LISTED RECORDS:
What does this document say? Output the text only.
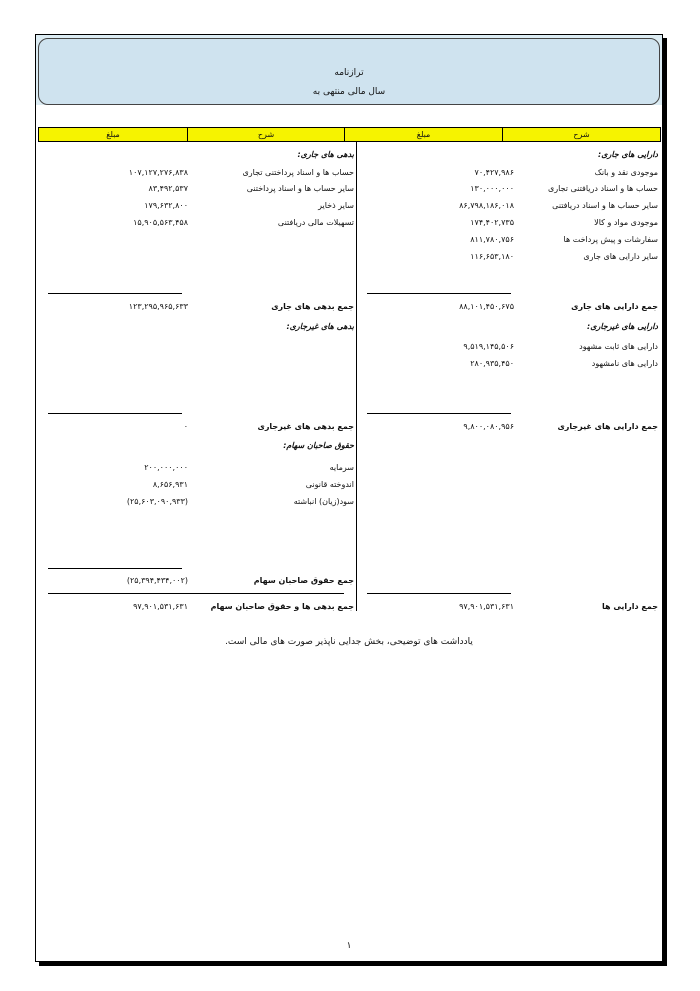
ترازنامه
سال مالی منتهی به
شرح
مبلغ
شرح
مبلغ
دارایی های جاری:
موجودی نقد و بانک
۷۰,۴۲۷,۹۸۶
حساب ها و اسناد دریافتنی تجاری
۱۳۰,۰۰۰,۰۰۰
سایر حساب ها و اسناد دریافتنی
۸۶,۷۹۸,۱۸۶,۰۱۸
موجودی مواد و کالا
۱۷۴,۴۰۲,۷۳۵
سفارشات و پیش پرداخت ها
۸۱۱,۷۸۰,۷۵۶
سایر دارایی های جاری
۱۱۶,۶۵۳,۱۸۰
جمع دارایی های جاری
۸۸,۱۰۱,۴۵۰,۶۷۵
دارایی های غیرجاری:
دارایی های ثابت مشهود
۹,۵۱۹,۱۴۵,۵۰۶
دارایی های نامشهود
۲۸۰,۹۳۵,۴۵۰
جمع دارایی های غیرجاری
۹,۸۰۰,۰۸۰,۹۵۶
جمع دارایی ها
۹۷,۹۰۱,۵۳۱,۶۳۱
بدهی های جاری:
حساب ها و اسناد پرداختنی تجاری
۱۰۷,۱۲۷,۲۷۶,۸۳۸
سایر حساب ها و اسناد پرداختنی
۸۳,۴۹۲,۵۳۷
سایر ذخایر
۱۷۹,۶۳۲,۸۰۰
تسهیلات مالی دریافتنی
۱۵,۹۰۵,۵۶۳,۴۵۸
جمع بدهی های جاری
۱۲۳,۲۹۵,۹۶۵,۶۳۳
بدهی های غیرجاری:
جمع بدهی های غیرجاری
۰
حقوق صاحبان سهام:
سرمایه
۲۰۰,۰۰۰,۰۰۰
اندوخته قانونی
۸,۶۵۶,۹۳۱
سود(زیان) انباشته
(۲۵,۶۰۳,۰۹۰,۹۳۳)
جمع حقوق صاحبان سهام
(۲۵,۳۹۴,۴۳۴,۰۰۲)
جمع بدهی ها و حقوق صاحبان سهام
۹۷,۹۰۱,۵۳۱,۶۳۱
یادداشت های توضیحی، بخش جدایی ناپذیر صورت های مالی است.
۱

WHAT YOU WILL DO:
Working from the lines above, reproduce the material exactly and exclude its pictures.

WORKED SOLUTION:
What does this document say? Output the text only.
ترازنامه
سال مالی منتهی به
شرح
مبلغ
شرح
مبلغ
دارایی های جاری:
موجودی نقد و بانک
۷۰,۴۲۷,۹۸۶
حساب ها و اسناد دریافتنی تجاری
۱۳۰,۰۰۰,۰۰۰
سایر حساب ها و اسناد دریافتنی
۸۶,۷۹۸,۱۸۶,۰۱۸
موجودی مواد و کالا
۱۷۴,۴۰۲,۷۳۵
سفارشات و پیش پرداخت ها
۸۱۱,۷۸۰,۷۵۶
سایر دارایی های جاری
۱۱۶,۶۵۳,۱۸۰
جمع دارایی های جاری
۸۸,۱۰۱,۴۵۰,۶۷۵
دارایی های غیرجاری:
دارایی های ثابت مشهود
۹,۵۱۹,۱۴۵,۵۰۶
دارایی های نامشهود
۲۸۰,۹۳۵,۴۵۰
جمع دارایی های غیرجاری
۹,۸۰۰,۰۸۰,۹۵۶
جمع دارایی ها
۹۷,۹۰۱,۵۳۱,۶۳۱
بدهی های جاری:
حساب ها و اسناد پرداختنی تجاری
۱۰۷,۱۲۷,۲۷۶,۸۳۸
سایر حساب ها و اسناد پرداختنی
۸۳,۴۹۲,۵۳۷
سایر ذخایر
۱۷۹,۶۳۲,۸۰۰
تسهیلات مالی دریافتنی
۱۵,۹۰۵,۵۶۳,۴۵۸
جمع بدهی های جاری
۱۲۳,۲۹۵,۹۶۵,۶۳۳
بدهی های غیرجاری:
جمع بدهی های غیرجاری
۰
حقوق صاحبان سهام:
سرمایه
۲۰۰,۰۰۰,۰۰۰
اندوخته قانونی
۸,۶۵۶,۹۳۱
سود(زیان) انباشته
(۲۵,۶۰۳,۰۹۰,۹۳۳)
جمع حقوق صاحبان سهام
(۲۵,۳۹۴,۴۳۴,۰۰۲)
جمع بدهی ها و حقوق صاحبان سهام
۹۷,۹۰۱,۵۳۱,۶۳۱
یادداشت های توضیحی، بخش جدایی ناپذیر صورت های مالی است.
۱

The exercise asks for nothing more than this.